**TEXT UNDER STUDY**
+ + + +
Recently Mitchell SL et al (20) found a mortality of 54.8% over a period of 18 months in a sample of 323 nursing home residents with advanced dementia.

In another recent paper (21), the Authors found that the 1-year mortality rate was 29.3% in 82 disabled institutionalized elderly patients. In this case mortality was correlated with malnutrition (low levels of BMI and fat-free mass).

In a study aimed at the investigation of the effect of chronic diseases and disease combinations on 1-year mortality in nursing home residents (n=43.510), one year after baseline assessment through Minimum Data Set (MDS), 35% of the residents had died (22).

Despite the great diversity of the examined case studies, related to the organization of health systems as well as to cultural and social variables (easy access to nursing homes, social loneliness/isolation, expectations/wishes of the patient and the family), the mortality rate are sufficiently similar. In our, as well as in other studies, comorbidity, cognitive and functional status impairments, malnutrition were particularly severe at admission. These are all elements that in scientific literature justify, among others, an increased rate of mortality.

Functional decline and comorbidity are two of the main predictors of adverse outcomes in nursing home and of mortality in particular 23, 24, 25.

In the present study, functional impaired elderly subjects had an increased risk of mortality (OR: 4.1). Similarly, in a study aimed at the identification of intensive care unit (ICU), admission characteristics predictive of mortality among older nursing home residents, a higher APACHE III score (adj-RR 1.02; 95% CI: 1.01-1.04) and increasing functional dependency before ICU admission (adj-RR 1.6; 95% CI: 1.05-2.57, per ADL quartile) were independently associated with increased mortality rate within 90 days (26).

Several studies described the prognostic properties of comorbid illnesses in nursing home residents. In the study previously mentioned, (22) carried out on 43.510 nursing home residents, in addition to male sex and increasing age, the presence of dementia, stroke, cardiac diseases, malignancy, diabetes mellitus, and lower haemoglobin concentration were found to be negative prognostic indicators. The number of medical diagnoses and high scores on a comorbidity index also predicted mortality.

Older people are especially vulnerable to malnutrition as they frequently have multiple pathologies and impairments and poor nutritional intakes (6).

In our sample the prevalence of malnutrition resulted very high: 62.8% according to the MNA. Similarly, all parameters, either anthropometric or biochemical, were impaired in more than half of examined elderly subjects.

This data is neither more nor less in line with findings in other case studies. Two recently conducted nationwide prevalence surveys in the Netherlands and Germany reported prevalence rates among older hospitalised patients ranging from 32 to 56% 2, 27.

Previously published data reaffirm a prevalence of malnutrition of up to 85%, especially among older people resident in long-term care facilities, confirming that, unfortunately, in this field there is much to do yet 28, 29, 30, 31, 32, 33, 34, 35.
+ + + +
**SUPPLIED DATA**
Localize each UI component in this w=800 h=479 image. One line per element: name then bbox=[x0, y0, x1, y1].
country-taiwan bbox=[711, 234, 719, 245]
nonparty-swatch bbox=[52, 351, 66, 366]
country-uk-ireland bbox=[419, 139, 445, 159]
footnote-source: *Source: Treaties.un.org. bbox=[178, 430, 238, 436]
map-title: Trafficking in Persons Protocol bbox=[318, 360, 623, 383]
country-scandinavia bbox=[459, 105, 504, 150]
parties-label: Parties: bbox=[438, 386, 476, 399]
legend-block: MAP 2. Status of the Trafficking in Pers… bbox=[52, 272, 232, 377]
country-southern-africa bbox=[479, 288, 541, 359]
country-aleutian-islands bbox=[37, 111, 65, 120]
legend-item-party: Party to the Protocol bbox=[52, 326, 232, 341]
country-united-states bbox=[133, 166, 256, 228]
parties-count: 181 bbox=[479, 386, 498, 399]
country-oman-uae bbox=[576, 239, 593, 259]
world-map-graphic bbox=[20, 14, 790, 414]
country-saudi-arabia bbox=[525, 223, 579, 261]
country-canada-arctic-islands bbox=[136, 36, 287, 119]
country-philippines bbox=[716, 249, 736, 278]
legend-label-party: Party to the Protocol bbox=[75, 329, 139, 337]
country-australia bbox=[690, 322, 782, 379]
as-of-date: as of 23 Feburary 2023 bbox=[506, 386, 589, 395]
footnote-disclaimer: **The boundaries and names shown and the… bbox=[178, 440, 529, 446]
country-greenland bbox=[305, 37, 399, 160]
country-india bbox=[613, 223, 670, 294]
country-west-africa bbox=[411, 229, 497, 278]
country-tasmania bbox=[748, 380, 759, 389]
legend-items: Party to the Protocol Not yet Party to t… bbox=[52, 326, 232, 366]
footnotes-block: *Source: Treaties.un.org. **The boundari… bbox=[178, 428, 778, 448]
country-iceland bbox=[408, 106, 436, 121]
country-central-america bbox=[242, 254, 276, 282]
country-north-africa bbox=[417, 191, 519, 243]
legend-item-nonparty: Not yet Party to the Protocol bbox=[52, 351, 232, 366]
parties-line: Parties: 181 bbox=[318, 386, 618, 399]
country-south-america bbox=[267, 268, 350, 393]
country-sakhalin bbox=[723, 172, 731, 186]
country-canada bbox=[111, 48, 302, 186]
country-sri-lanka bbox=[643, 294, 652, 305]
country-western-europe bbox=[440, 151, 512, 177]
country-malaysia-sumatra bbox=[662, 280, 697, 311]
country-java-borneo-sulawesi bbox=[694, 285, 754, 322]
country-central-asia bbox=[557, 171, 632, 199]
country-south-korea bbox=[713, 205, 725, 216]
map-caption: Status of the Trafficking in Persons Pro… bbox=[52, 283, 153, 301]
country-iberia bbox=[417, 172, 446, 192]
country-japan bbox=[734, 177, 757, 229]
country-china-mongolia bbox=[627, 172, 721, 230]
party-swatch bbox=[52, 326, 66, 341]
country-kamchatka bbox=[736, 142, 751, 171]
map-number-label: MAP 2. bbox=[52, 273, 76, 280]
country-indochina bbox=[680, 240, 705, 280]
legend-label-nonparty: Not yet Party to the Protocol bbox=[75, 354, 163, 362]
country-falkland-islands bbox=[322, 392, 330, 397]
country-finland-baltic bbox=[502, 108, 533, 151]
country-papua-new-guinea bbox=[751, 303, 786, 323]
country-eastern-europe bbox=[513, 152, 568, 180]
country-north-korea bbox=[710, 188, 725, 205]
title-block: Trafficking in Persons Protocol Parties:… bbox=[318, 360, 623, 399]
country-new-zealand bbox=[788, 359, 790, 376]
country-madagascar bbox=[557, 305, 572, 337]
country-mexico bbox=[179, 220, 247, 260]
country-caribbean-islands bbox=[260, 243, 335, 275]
+ + + +
**ASSIGNMENT**
In the text on nursing home mortality, list every factor the study of 43.510 nursing home residents found to be a negative prognostic indicator.

**ANSWER AREA**
- Male sex
- Increasing age
- Dementia
- Stroke
- Cardiac diseases
- Malignancy
- Diabetes mellitus
- Lower haemoglobin concentration